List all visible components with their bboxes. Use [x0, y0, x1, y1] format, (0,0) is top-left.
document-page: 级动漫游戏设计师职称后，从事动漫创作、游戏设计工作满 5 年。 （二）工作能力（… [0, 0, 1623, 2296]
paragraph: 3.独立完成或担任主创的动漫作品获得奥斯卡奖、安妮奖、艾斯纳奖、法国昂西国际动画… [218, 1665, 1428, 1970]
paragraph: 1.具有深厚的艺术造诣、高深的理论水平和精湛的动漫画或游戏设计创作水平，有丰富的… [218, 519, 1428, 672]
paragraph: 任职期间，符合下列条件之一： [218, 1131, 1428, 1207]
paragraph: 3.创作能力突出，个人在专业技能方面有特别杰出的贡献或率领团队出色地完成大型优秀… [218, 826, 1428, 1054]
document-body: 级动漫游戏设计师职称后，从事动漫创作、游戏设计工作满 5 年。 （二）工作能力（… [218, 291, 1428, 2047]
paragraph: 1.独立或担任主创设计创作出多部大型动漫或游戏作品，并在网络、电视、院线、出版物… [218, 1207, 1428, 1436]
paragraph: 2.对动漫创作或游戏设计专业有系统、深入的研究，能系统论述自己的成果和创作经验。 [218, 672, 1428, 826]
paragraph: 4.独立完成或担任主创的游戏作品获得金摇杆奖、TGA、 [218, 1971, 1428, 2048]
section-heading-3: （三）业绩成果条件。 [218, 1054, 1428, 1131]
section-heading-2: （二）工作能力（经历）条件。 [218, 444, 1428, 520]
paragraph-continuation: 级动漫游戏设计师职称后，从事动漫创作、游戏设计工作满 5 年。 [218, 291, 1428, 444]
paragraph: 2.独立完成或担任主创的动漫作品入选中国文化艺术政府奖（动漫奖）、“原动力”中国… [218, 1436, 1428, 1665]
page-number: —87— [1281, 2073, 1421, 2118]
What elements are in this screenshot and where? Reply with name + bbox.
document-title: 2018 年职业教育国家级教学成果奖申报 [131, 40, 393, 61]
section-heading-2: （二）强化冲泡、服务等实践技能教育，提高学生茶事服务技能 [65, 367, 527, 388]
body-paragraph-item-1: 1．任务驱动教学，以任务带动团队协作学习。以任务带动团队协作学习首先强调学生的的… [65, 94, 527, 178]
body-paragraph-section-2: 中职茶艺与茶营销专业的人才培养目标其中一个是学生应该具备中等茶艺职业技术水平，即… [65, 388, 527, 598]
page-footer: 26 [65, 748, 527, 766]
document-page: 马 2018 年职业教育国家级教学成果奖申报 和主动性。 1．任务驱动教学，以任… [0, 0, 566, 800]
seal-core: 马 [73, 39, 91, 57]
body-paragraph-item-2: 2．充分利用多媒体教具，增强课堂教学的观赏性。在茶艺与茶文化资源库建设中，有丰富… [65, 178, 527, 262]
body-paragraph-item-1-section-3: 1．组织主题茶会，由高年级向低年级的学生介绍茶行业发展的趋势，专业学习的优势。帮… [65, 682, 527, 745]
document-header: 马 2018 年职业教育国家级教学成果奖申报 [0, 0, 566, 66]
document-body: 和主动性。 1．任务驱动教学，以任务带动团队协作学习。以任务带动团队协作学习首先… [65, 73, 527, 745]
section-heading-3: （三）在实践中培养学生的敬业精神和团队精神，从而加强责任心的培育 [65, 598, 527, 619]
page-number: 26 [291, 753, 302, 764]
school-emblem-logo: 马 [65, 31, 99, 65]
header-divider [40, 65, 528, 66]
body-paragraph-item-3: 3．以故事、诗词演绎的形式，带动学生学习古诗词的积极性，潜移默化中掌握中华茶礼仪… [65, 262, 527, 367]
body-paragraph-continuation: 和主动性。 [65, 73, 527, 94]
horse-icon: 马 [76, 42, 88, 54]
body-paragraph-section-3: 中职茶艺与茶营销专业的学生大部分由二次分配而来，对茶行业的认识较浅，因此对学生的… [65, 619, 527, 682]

> _What to produce_
Rewrite all of the entries, replacing "document-page" with "page-frame" everywhere it occurs and leaving everything else unchanged.

> _Solution_
List all visible components with their bboxes. Use [x0, y0, x1, y1] format, (0,0) is top-left.
page-frame: 级动漫游戏设计师职称后，从事动漫创作、游戏设计工作满 5 年。 （二）工作能力（… [0, 0, 1623, 2296]
paragraph: 3.独立完成或担任主创的动漫作品获得奥斯卡奖、安妮奖、艾斯纳奖、法国昂西国际动画… [218, 1665, 1428, 1970]
paragraph: 1.具有深厚的艺术造诣、高深的理论水平和精湛的动漫画或游戏设计创作水平，有丰富的… [218, 519, 1428, 672]
paragraph: 任职期间，符合下列条件之一： [218, 1131, 1428, 1207]
paragraph: 3.创作能力突出，个人在专业技能方面有特别杰出的贡献或率领团队出色地完成大型优秀… [218, 826, 1428, 1054]
document-body: 级动漫游戏设计师职称后，从事动漫创作、游戏设计工作满 5 年。 （二）工作能力（… [218, 291, 1428, 2047]
paragraph: 1.独立或担任主创设计创作出多部大型动漫或游戏作品，并在网络、电视、院线、出版物… [218, 1207, 1428, 1436]
paragraph: 2.对动漫创作或游戏设计专业有系统、深入的研究，能系统论述自己的成果和创作经验。 [218, 672, 1428, 826]
paragraph: 4.独立完成或担任主创的游戏作品获得金摇杆奖、TGA、 [218, 1971, 1428, 2048]
section-heading-3: （三）业绩成果条件。 [218, 1054, 1428, 1131]
section-heading-2: （二）工作能力（经历）条件。 [218, 444, 1428, 520]
paragraph-continuation: 级动漫游戏设计师职称后，从事动漫创作、游戏设计工作满 5 年。 [218, 291, 1428, 444]
paragraph: 2.独立完成或担任主创的动漫作品入选中国文化艺术政府奖（动漫奖）、“原动力”中国… [218, 1436, 1428, 1665]
page-number: —87— [1281, 2073, 1421, 2118]
What elements are in this screenshot and where? Reply with name + bbox.
document-title: 2018 年职业教育国家级教学成果奖申报 [131, 40, 393, 61]
section-heading-2: （二）强化冲泡、服务等实践技能教育，提高学生茶事服务技能 [65, 367, 527, 388]
body-paragraph-item-1: 1．任务驱动教学，以任务带动团队协作学习。以任务带动团队协作学习首先强调学生的的… [65, 94, 527, 178]
body-paragraph-section-2: 中职茶艺与茶营销专业的人才培养目标其中一个是学生应该具备中等茶艺职业技术水平，即… [65, 388, 527, 598]
page-footer: 26 [65, 748, 527, 766]
page-frame: 马 2018 年职业教育国家级教学成果奖申报 和主动性。 1．任务驱动教学，以任… [0, 0, 566, 800]
seal-core: 马 [73, 39, 91, 57]
body-paragraph-item-2: 2．充分利用多媒体教具，增强课堂教学的观赏性。在茶艺与茶文化资源库建设中，有丰富… [65, 178, 527, 262]
body-paragraph-item-1-section-3: 1．组织主题茶会，由高年级向低年级的学生介绍茶行业发展的趋势，专业学习的优势。帮… [65, 682, 527, 745]
document-header: 马 2018 年职业教育国家级教学成果奖申报 [0, 0, 566, 66]
document-body: 和主动性。 1．任务驱动教学，以任务带动团队协作学习。以任务带动团队协作学习首先… [65, 73, 527, 745]
section-heading-3: （三）在实践中培养学生的敬业精神和团队精神，从而加强责任心的培育 [65, 598, 527, 619]
page-number: 26 [291, 753, 302, 764]
school-emblem-logo: 马 [65, 31, 99, 65]
header-divider [40, 65, 528, 66]
body-paragraph-item-3: 3．以故事、诗词演绎的形式，带动学生学习古诗词的积极性，潜移默化中掌握中华茶礼仪… [65, 262, 527, 367]
body-paragraph-continuation: 和主动性。 [65, 73, 527, 94]
horse-icon: 马 [76, 42, 88, 54]
body-paragraph-section-3: 中职茶艺与茶营销专业的学生大部分由二次分配而来，对茶行业的认识较浅，因此对学生的… [65, 619, 527, 682]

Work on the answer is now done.